PAGE TEXT —
Ki Tetzei
In a recent column in The New York Times ("Motherlode," August 9, 2012), KJ Dell’Antonia writes: “To the best of my
recollection, when I did something wrong as a child, my parents blamed
me. When my children do something wrong, I blame
myself. A good parent would have taught them better. In
our determination to be the very best we can be, we’ve created a catch: when
our children fail, we fail.”
The Torah concurs: “Parents shall not be put to death for
children, nor children be put to death for parents: a person shall be put to
death only for his own crime.” (Deuteronomy 24:16) Leaving aside the question of capital
punishment, which the Torah most certainly finds legitimate and the rabbis make
impossible to exact, the Bible and the Jewish tradition we have inherited
teaches that an individual is responsible for his or her own crimes, sins and
mistakes.
In the ancient Near East family members were sometimes
punished for the crimes of others. In other words if a man harmed another, he
was then punished by the same harm being done to a member of his family, often
the corresponding member. Occasionally
his family might also be punished along with him. The Torah declares that such practices are
unjust. Only the individual, found
guilty of a crime, is punished. A child
is not punished for a parent’s sin. A
parent does not suffer because of a child’s mistake.
And yet parents feel great pain when their children
err. We struggle and toil so as not to
experience this ache. We don’t want to
see them fail.

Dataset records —
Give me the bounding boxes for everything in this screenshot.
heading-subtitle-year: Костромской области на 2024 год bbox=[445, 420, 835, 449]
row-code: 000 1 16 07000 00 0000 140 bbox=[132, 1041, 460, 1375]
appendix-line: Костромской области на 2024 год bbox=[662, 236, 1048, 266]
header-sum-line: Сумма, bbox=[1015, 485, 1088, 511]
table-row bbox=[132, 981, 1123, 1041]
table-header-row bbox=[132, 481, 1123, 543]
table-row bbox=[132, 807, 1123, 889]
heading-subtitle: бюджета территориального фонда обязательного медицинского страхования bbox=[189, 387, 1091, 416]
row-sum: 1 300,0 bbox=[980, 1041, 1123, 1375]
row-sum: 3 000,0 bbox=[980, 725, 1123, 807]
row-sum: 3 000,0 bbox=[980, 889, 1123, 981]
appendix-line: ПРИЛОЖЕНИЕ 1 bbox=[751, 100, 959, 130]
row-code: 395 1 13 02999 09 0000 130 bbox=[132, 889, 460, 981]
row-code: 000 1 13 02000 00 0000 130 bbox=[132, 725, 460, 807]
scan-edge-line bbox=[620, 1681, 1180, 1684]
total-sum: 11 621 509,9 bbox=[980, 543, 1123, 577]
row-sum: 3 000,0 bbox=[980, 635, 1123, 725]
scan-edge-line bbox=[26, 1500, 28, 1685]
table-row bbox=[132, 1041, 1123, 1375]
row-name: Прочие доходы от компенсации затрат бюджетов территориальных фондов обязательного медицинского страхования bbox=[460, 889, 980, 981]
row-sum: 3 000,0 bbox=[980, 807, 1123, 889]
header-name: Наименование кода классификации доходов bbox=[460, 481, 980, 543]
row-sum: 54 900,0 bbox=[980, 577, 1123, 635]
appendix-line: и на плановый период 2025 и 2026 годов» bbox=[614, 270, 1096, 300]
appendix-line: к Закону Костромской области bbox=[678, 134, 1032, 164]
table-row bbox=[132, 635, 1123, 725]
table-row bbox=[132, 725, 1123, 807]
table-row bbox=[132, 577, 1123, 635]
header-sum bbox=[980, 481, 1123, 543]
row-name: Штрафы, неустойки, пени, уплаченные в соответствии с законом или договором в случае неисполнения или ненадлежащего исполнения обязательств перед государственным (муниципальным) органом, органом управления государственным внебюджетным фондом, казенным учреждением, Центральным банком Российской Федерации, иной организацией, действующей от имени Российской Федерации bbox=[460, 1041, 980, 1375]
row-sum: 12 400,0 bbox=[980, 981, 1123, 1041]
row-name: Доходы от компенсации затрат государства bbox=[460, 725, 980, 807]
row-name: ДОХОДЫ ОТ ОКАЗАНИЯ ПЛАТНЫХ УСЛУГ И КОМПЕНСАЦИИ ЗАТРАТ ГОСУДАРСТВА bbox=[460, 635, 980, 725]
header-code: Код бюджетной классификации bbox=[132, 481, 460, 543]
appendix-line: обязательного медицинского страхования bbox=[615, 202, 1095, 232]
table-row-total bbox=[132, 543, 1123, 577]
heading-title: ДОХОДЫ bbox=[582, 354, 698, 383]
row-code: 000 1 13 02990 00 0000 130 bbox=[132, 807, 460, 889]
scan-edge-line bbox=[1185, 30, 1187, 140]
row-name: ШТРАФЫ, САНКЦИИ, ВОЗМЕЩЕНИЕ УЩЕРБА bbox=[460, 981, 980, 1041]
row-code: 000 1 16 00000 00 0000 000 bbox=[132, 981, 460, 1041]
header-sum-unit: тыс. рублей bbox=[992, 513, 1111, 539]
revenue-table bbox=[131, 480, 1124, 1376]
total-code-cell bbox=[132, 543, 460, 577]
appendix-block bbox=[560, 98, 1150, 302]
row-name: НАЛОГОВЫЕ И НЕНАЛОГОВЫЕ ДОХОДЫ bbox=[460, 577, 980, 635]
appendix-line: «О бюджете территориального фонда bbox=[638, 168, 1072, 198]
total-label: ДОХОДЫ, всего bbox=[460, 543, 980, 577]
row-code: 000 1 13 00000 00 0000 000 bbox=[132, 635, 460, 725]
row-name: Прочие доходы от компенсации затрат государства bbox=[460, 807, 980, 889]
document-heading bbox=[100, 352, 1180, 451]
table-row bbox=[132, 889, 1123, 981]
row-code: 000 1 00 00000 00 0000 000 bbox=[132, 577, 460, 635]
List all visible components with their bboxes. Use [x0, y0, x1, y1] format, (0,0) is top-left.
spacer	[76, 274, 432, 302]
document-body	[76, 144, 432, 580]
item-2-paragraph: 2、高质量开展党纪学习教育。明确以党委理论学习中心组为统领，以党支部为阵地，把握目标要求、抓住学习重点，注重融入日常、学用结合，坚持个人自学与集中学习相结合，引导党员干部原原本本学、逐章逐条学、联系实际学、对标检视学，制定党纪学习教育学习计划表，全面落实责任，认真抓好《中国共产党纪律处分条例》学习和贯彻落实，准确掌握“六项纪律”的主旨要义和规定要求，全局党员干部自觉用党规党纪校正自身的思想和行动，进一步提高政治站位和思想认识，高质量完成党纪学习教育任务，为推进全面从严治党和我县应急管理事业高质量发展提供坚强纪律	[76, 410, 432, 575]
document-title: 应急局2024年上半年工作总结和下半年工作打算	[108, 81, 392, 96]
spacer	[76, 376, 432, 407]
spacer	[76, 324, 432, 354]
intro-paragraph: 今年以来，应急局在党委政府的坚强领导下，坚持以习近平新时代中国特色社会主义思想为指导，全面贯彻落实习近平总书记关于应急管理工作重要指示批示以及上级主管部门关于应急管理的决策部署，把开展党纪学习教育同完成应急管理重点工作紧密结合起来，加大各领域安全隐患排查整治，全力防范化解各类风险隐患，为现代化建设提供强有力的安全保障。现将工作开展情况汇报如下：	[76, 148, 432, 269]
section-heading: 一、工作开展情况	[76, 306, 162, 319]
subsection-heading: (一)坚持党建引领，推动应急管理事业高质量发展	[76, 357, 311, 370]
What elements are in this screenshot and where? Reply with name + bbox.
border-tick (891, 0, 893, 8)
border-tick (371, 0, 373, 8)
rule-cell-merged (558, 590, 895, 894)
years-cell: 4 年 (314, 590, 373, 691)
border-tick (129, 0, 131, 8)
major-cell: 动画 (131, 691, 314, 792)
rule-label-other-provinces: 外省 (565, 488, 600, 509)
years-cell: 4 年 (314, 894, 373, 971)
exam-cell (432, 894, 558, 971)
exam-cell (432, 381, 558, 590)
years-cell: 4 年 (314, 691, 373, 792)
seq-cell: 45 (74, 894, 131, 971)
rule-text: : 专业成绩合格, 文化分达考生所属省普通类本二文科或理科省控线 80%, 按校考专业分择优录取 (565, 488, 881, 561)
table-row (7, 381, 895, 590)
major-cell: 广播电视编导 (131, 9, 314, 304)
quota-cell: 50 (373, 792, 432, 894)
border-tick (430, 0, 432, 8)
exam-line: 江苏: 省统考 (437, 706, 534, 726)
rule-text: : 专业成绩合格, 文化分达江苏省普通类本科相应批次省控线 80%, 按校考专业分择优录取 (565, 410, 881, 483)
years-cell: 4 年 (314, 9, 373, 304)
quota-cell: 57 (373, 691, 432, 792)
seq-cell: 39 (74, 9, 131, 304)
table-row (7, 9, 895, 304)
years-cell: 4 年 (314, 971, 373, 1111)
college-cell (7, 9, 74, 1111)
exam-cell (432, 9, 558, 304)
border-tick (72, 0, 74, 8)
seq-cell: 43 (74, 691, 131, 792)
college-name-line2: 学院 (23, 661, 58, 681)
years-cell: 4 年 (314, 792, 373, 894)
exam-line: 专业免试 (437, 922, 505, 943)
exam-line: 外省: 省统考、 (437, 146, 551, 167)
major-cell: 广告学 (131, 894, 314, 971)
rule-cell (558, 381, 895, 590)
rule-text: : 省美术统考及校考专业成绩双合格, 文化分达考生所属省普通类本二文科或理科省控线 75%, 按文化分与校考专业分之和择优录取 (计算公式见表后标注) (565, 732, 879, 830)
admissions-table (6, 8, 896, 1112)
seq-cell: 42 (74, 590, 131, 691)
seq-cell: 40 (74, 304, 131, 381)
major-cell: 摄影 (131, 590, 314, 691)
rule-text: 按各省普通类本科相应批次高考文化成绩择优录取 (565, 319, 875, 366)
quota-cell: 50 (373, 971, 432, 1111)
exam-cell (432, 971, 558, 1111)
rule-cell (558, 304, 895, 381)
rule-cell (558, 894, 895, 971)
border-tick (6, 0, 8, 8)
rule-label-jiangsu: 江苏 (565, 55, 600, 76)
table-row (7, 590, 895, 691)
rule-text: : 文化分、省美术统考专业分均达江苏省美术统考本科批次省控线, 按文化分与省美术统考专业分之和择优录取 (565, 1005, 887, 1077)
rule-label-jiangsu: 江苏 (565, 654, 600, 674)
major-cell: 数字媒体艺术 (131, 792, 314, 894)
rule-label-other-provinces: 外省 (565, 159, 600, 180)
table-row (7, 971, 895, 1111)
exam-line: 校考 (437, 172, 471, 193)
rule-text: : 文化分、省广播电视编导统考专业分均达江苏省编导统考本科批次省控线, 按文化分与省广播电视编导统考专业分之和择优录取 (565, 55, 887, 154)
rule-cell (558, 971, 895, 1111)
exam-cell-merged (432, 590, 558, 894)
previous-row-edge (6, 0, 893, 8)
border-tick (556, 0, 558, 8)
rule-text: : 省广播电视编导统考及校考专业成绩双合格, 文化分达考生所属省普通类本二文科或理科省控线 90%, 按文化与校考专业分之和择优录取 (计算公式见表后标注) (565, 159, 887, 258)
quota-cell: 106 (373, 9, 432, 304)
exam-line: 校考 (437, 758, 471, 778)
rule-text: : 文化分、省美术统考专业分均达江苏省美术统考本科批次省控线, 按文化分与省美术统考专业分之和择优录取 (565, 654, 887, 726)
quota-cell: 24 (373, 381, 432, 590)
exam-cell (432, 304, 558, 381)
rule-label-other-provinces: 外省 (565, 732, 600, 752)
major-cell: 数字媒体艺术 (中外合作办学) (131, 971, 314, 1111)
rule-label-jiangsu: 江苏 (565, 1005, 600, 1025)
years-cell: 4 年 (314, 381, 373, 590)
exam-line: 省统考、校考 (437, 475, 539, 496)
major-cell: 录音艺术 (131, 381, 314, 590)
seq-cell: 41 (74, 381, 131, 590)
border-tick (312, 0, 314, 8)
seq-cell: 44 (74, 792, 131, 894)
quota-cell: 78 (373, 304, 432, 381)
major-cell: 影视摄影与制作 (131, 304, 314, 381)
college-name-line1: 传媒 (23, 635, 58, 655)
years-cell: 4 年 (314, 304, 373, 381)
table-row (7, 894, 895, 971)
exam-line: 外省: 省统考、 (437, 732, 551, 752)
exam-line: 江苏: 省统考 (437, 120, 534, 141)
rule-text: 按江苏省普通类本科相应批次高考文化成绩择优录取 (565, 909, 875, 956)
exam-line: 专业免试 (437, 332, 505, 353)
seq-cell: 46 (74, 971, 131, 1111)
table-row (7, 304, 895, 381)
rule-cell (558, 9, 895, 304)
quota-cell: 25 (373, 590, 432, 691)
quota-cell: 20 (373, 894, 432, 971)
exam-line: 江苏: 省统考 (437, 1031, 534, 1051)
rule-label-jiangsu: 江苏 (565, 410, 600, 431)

TASKS FOR THIS EXERCISE —
A – Please rewrite the rows from the first one through the line containing "row-sum: 54 900,0 bbox=[980, 577, 1123, 635]", renaming "row-sum" to "amount" and leaving everything else unchanged.
B – Carry on the Ki Tetzei commentary from its final sentence.

IN RESPONSE —
A –
Give me the bounding boxes for everything in this screenshot.
heading-subtitle-year: Костромской области на 2024 год bbox=[445, 420, 835, 449]
row-code: 000 1 16 07000 00 0000 140 bbox=[132, 1041, 460, 1375]
appendix-line: Костромской области на 2024 год bbox=[662, 236, 1048, 266]
header-sum-line: Сумма, bbox=[1015, 485, 1088, 511]
table-row bbox=[132, 981, 1123, 1041]
table-header-row bbox=[132, 481, 1123, 543]
table-row bbox=[132, 807, 1123, 889]
heading-subtitle: бюджета территориального фонда обязательного медицинского страхования bbox=[189, 387, 1091, 416]
amount: 1 300,0 bbox=[980, 1041, 1123, 1375]
amount: 3 000,0 bbox=[980, 725, 1123, 807]
amount: 3 000,0 bbox=[980, 889, 1123, 981]
appendix-line: ПРИЛОЖЕНИЕ 1 bbox=[751, 100, 959, 130]
row-code: 395 1 13 02999 09 0000 130 bbox=[132, 889, 460, 981]
row-code: 000 1 13 02000 00 0000 130 bbox=[132, 725, 460, 807]
scan-edge-line bbox=[620, 1681, 1180, 1684]
total-sum: 11 621 509,9 bbox=[980, 543, 1123, 577]
amount: 3 000,0 bbox=[980, 635, 1123, 725]
scan-edge-line bbox=[26, 1500, 28, 1685]
table-row bbox=[132, 1041, 1123, 1375]
row-name: Прочие доходы от компенсации затрат бюджетов территориальных фондов обязательного медицинского страхования bbox=[460, 889, 980, 981]
amount: 3 000,0 bbox=[980, 807, 1123, 889]
header-name: Наименование кода классификации доходов bbox=[460, 481, 980, 543]
amount: 54 900,0 bbox=[980, 577, 1123, 635]

B –
Dell’Antonia concludes: “And yet we still have to let them
fail. How egotistical is it to insist that our children’s every action
reflects our parenting skills? They’re not trained Labradoodles.
They’re children, by nature impulsive and prone to selfishness and other
flaws. Smooth their paths and repair their gaffes, and we protect our
egos at their expense. It takes a little lousy parenting (or at least the
appearance of it) to let a child grow up.”
Each and every individual must take responsibility for his
or her own actions. We cannot say,
“Everyone is doing it.” Or “It is not me but my addiction.” Or “My parents made
me do it.” We cannot offer
excuses. Instead we must take direct
responsibility for the sin, mistake or failure.
Our failures are just as much our own as our successes. I don’t very much like failing. Still it has always been my contention that
we learn far more from these mistakes than our many successes.
Parents must let go of children. And children must let go of parents. There might then be more failures (or at
least the appearance of them), nonetheless the successes will feel greater
because they too will be our own.
Jennifer Finney Boylan writes (“A Freshman All Over Again,”
The New York Times, August 22, 2012): “There are times when I want to tell my
students that if they want to learn anything at college, their first step
should be defriending their parents. Write them a nice letter, on actual paper,
once every week or so, but on the whole: let go. Stop living in their shadows,
and start casting your own.”
Love is not the same as reliance.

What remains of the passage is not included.